Extracted data entries
__________
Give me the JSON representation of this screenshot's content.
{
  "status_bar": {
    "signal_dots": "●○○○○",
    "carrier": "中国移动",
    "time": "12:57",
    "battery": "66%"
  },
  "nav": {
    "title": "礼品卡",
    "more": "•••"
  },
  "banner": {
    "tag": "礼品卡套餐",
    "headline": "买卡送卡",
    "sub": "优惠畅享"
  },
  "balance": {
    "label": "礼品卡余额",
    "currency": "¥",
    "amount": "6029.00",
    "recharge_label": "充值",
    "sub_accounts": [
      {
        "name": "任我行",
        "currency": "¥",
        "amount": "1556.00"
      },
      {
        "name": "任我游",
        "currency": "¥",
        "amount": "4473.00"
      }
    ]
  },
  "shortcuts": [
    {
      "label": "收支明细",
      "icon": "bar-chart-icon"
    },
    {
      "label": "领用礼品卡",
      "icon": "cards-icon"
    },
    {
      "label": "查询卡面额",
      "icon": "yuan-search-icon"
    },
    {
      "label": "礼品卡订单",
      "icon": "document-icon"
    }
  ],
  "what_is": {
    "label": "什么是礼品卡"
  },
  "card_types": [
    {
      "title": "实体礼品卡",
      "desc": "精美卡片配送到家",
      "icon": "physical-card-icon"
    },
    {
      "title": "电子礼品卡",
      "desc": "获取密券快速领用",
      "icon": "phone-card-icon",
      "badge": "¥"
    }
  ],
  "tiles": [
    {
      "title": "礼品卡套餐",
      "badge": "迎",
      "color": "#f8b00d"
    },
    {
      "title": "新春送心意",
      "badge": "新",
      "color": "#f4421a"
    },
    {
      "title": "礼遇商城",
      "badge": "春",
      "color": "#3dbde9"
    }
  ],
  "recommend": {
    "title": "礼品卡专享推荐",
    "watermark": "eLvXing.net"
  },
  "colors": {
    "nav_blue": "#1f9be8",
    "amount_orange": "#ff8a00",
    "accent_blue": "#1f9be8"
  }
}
__________
Work instructions
Could you transcribe the records in full, exactly?

Result of the exercise
Give me the JSON representation of this screenshot's content.
{
  "status_bar": {
    "signal_dots": "●○○○○",
    "carrier": "中国移动",
    "time": "12:57",
    "battery": "66%"
  },
  "nav": {
    "title": "礼品卡",
    "more": "•••"
  },
  "banner": {
    "tag": "礼品卡套餐",
    "headline": "买卡送卡",
    "sub": "优惠畅享"
  },
  "balance": {
    "label": "礼品卡余额",
    "currency": "¥",
    "amount": "6029.00",
    "recharge_label": "充值",
    "sub_accounts": [
      {
        "name": "任我行",
        "currency": "¥",
        "amount": "1556.00"
      },
      {
        "name": "任我游",
        "currency": "¥",
        "amount": "4473.00"
      }
    ]
  },
  "shortcuts": [
    {
      "label": "收支明细",
      "icon": "bar-chart-icon"
    },
    {
      "label": "领用礼品卡",
      "icon": "cards-icon"
    },
    {
      "label": "查询卡面额",
      "icon": "yuan-search-icon"
    },
    {
      "label": "礼品卡订单",
      "icon": "document-icon"
    }
  ],
  "what_is": {
    "label": "什么是礼品卡"
  },
  "card_types": [
    {
      "title": "实体礼品卡",
      "desc": "精美卡片配送到家",
      "icon": "physical-card-icon"
    },
    {
      "title": "电子礼品卡",
      "desc": "获取密券快速领用",
      "icon": "phone-card-icon",
      "badge": "¥"
    }
  ],
  "tiles": [
    {
      "title": "礼品卡套餐",
      "badge": "迎",
      "color": "#f8b00d"
    },
    {
      "title": "新春送心意",
      "badge": "新",
      "color": "#f4421a"
    },
    {
      "title": "礼遇商城",
      "badge": "春",
      "color": "#3dbde9"
    }
  ],
  "recommend": {
    "title": "礼品卡专享推荐",
    "watermark": "eLvXing.net"
  },
  "colors": {
    "nav_blue": "#1f9be8",
    "amount_orange": "#ff8a00",
    "accent_blue": "#1f9be8"
  }
}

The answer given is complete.